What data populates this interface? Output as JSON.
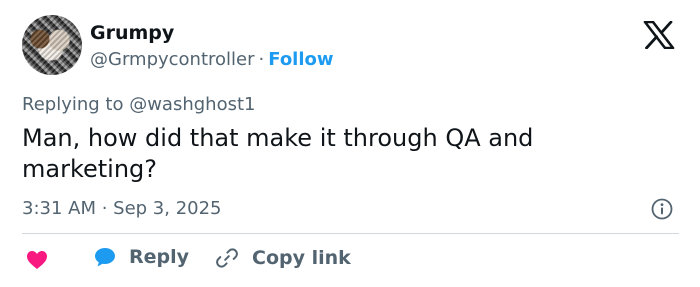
{
  "author": {
    "display_name": "Grumpy",
    "handle": "@Grmpycontroller",
    "separator": "·",
    "follow_label": "Follow",
    "avatar": "cat-photo-avatar"
  },
  "reply_context": "Replying to @washghost1",
  "tweet_text": "Man, how did that make it through QA and marketing?",
  "timestamp": "3:31 AM · Sep 3, 2025",
  "actions": {
    "like_icon": "heart-icon",
    "reply_label": "Reply",
    "reply_icon": "speech-bubble-icon",
    "copy_label": "Copy link",
    "copy_icon": "link-icon"
  },
  "icons": {
    "brand": "x-logo-icon",
    "info": "info-icon"
  },
  "colors": {
    "accent": "#1d9bf0",
    "heart": "#f91880",
    "muted_text": "#536471",
    "text": "#0f1419",
    "divider": "#cfd9de"
  }
}
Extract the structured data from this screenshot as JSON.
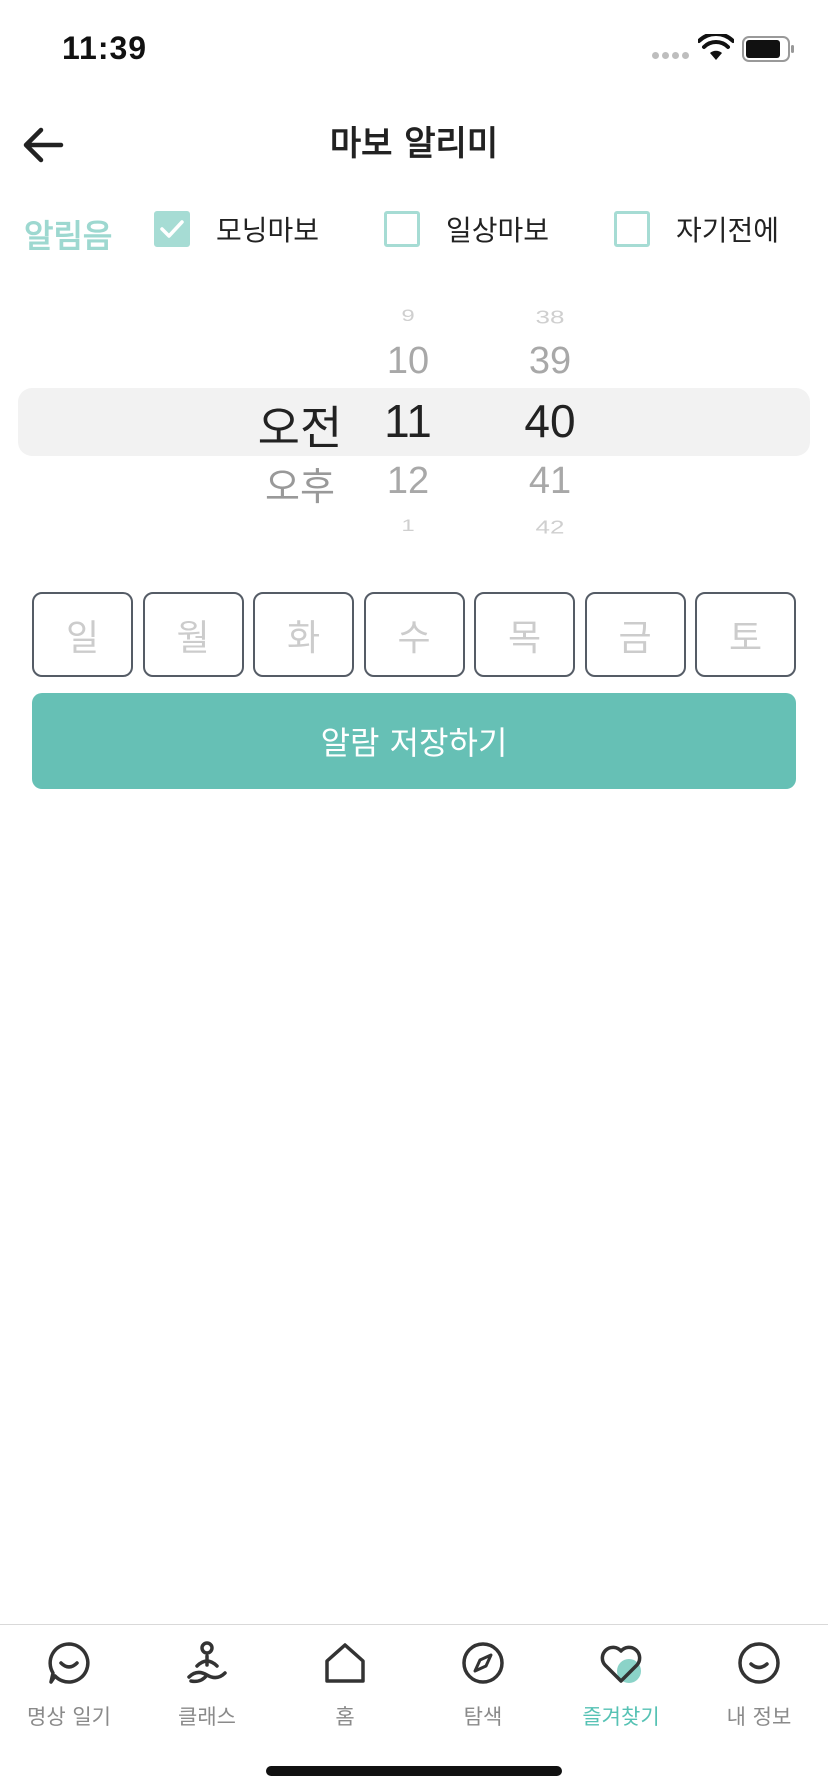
{
  "status_bar": {
    "time": "11:39"
  },
  "header": {
    "title": "마보 알리미"
  },
  "alarm_sound": {
    "label": "알림음",
    "options": [
      {
        "label": "모닝마보",
        "checked": true
      },
      {
        "label": "일상마보",
        "checked": false
      },
      {
        "label": "자기전에",
        "checked": false
      }
    ]
  },
  "picker": {
    "ampm": [
      "오전",
      "오후"
    ],
    "ampm_selected": "오전",
    "hours": [
      "9",
      "10",
      "11",
      "12",
      "1"
    ],
    "hour_selected": "11",
    "minutes": [
      "38",
      "39",
      "40",
      "41",
      "42"
    ],
    "minute_selected": "40"
  },
  "weekdays": [
    "일",
    "월",
    "화",
    "수",
    "목",
    "금",
    "토"
  ],
  "save_button": {
    "label": "알람 저장하기"
  },
  "tabs": [
    {
      "label": "명상 일기",
      "icon": "chat-smile-icon"
    },
    {
      "label": "클래스",
      "icon": "meditation-person-icon"
    },
    {
      "label": "홈",
      "icon": "home-icon"
    },
    {
      "label": "탐색",
      "icon": "compass-icon"
    },
    {
      "label": "즐겨찾기",
      "icon": "heart-icon",
      "active": true
    },
    {
      "label": "내 정보",
      "icon": "smile-face-icon"
    }
  ],
  "colors": {
    "accent": "#66c0b5",
    "accent_light": "#a6dcd4",
    "active_tab": "#56c2b4"
  }
}
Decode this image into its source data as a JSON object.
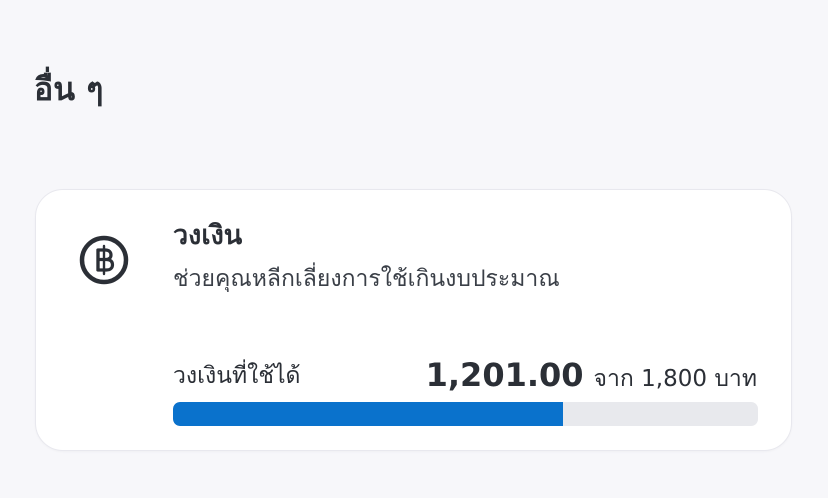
{
  "section": {
    "title": "อื่น ๆ"
  },
  "credit_limit_card": {
    "icon": "baht-coin-icon",
    "title": "วงเงิน",
    "description": "ช่วยคุณหลีกเลี่ยงการใช้เกินงบประมาณ",
    "available_label": "วงเงินที่ใช้ได้",
    "available_amount": "1,201.00",
    "total_text": "จาก 1,800 บาท",
    "progress_fraction": 0.667,
    "colors": {
      "progress_fill": "#0a72cc",
      "progress_track": "#e8e9ed"
    }
  }
}
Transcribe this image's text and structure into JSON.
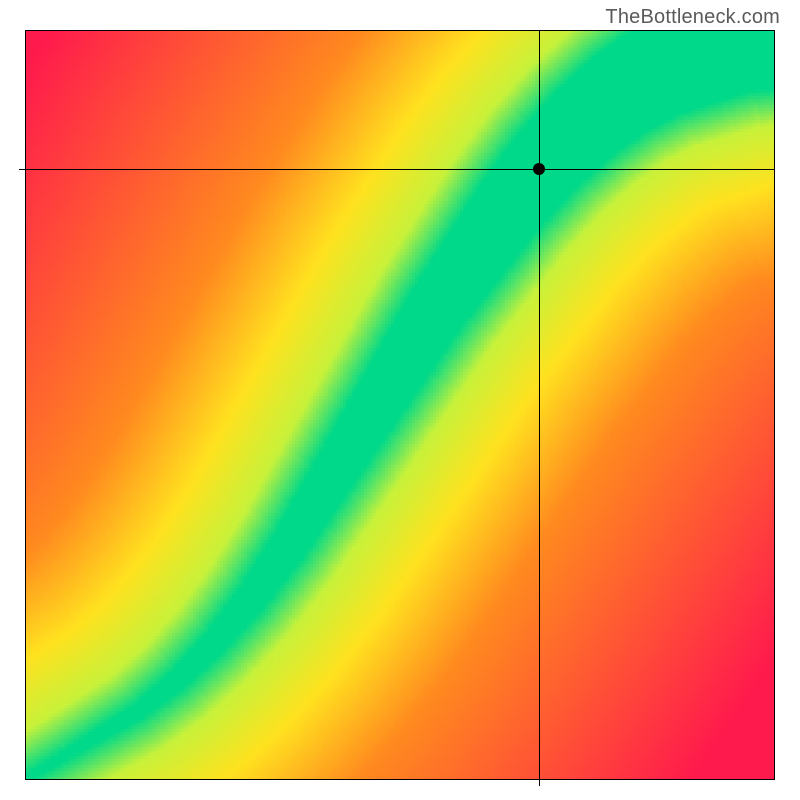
{
  "watermark": "TheBottleneck.com",
  "chart_data": {
    "type": "heatmap",
    "title": "",
    "xlabel": "",
    "ylabel": "",
    "xlim": [
      0,
      1
    ],
    "ylim": [
      0,
      1
    ],
    "grid": false,
    "legend": false,
    "crosshair": {
      "x": 0.685,
      "y": 0.815
    },
    "marker": {
      "x": 0.685,
      "y": 0.815
    },
    "ridge": {
      "description": "Normalized ridge (optimal/green) curve: y as a function of x. Pixel gradient interpolates from red (far) through orange/yellow to green (on-ridge).",
      "x": [
        0.0,
        0.05,
        0.1,
        0.15,
        0.2,
        0.25,
        0.3,
        0.35,
        0.4,
        0.45,
        0.5,
        0.55,
        0.6,
        0.65,
        0.7,
        0.75,
        0.8,
        0.85,
        0.9,
        0.95,
        1.0
      ],
      "y": [
        0.0,
        0.03,
        0.06,
        0.09,
        0.13,
        0.18,
        0.24,
        0.31,
        0.39,
        0.47,
        0.55,
        0.63,
        0.7,
        0.77,
        0.83,
        0.88,
        0.92,
        0.95,
        0.97,
        0.99,
        1.0
      ],
      "width": [
        0.005,
        0.006,
        0.008,
        0.01,
        0.013,
        0.016,
        0.02,
        0.024,
        0.028,
        0.032,
        0.036,
        0.04,
        0.044,
        0.048,
        0.052,
        0.056,
        0.06,
        0.064,
        0.068,
        0.072,
        0.076
      ]
    },
    "color_stops": {
      "red": "#ff1a4d",
      "orange": "#ff8a1f",
      "yellow": "#ffe21f",
      "yelgrn": "#c8f23a",
      "green": "#00d98a"
    },
    "ticks_x": [
      0.685
    ],
    "ticks_y": [
      0.815
    ]
  }
}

### TO BE DONE
Return all lines containing "วงเง".

### EXERCISE OUTPUT
    "title": "วงเงิน",
    "available_label": "วงเงินที่ใช้ได้",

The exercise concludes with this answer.